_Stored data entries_
------------------------------------------------------------

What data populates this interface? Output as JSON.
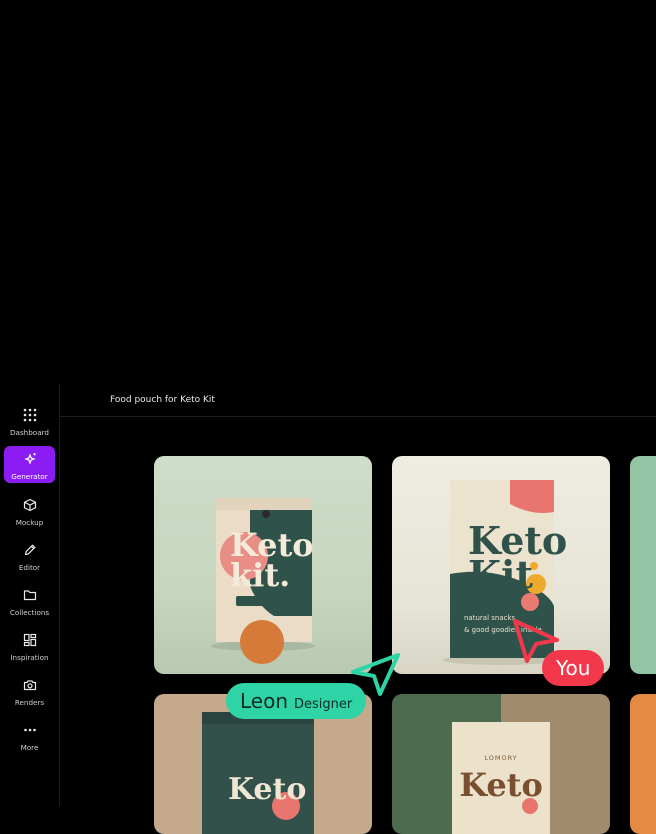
{
  "nav": {
    "items": [
      {
        "label": "Dashboard",
        "icon": "dots-grid-icon"
      },
      {
        "label": "Generator",
        "icon": "sparkle-icon",
        "active": true
      },
      {
        "label": "Mockup",
        "icon": "box-icon"
      },
      {
        "label": "Editor",
        "icon": "pencil-icon"
      },
      {
        "label": "Collections",
        "icon": "folder-icon"
      },
      {
        "label": "Inspiration",
        "icon": "layout-icon"
      },
      {
        "label": "Renders",
        "icon": "camera-icon"
      },
      {
        "label": "More",
        "icon": "ellipsis-icon"
      }
    ]
  },
  "header": {
    "title": "Food pouch for Keto Kit"
  },
  "gallery": {
    "card1": {
      "line1": "Keto",
      "line2": "kit."
    },
    "card2": {
      "line1": "Keto",
      "line2": "Kit",
      "sub1": "natural snacks",
      "sub2": "& good goodies inside"
    },
    "card4": {
      "line1": "Keto"
    },
    "card5": {
      "brand": "LOMORY",
      "line1": "Keto"
    }
  },
  "cursors": {
    "leon": {
      "name": "Leon",
      "role": "Designer",
      "color": "#2ed3a6"
    },
    "you": {
      "name": "You",
      "color": "#f2384a"
    }
  },
  "colors": {
    "accent": "#8b1cf4"
  }
}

------------------------------------------------------------

_Given request_
Write out each entry exactly as given, omitting any picture.

_Result of the exercise_
What data populates this interface? Output as JSON.
{
  "nav": {
    "items": [
      {
        "label": "Dashboard",
        "icon": "dots-grid-icon"
      },
      {
        "label": "Generator",
        "icon": "sparkle-icon",
        "active": true
      },
      {
        "label": "Mockup",
        "icon": "box-icon"
      },
      {
        "label": "Editor",
        "icon": "pencil-icon"
      },
      {
        "label": "Collections",
        "icon": "folder-icon"
      },
      {
        "label": "Inspiration",
        "icon": "layout-icon"
      },
      {
        "label": "Renders",
        "icon": "camera-icon"
      },
      {
        "label": "More",
        "icon": "ellipsis-icon"
      }
    ]
  },
  "header": {
    "title": "Food pouch for Keto Kit"
  },
  "gallery": {
    "card1": {
      "line1": "Keto",
      "line2": "kit."
    },
    "card2": {
      "line1": "Keto",
      "line2": "Kit",
      "sub1": "natural snacks",
      "sub2": "& good goodies inside"
    },
    "card4": {
      "line1": "Keto"
    },
    "card5": {
      "brand": "LOMORY",
      "line1": "Keto"
    }
  },
  "cursors": {
    "leon": {
      "name": "Leon",
      "role": "Designer",
      "color": "#2ed3a6"
    },
    "you": {
      "name": "You",
      "color": "#f2384a"
    }
  },
  "colors": {
    "accent": "#8b1cf4"
  }
}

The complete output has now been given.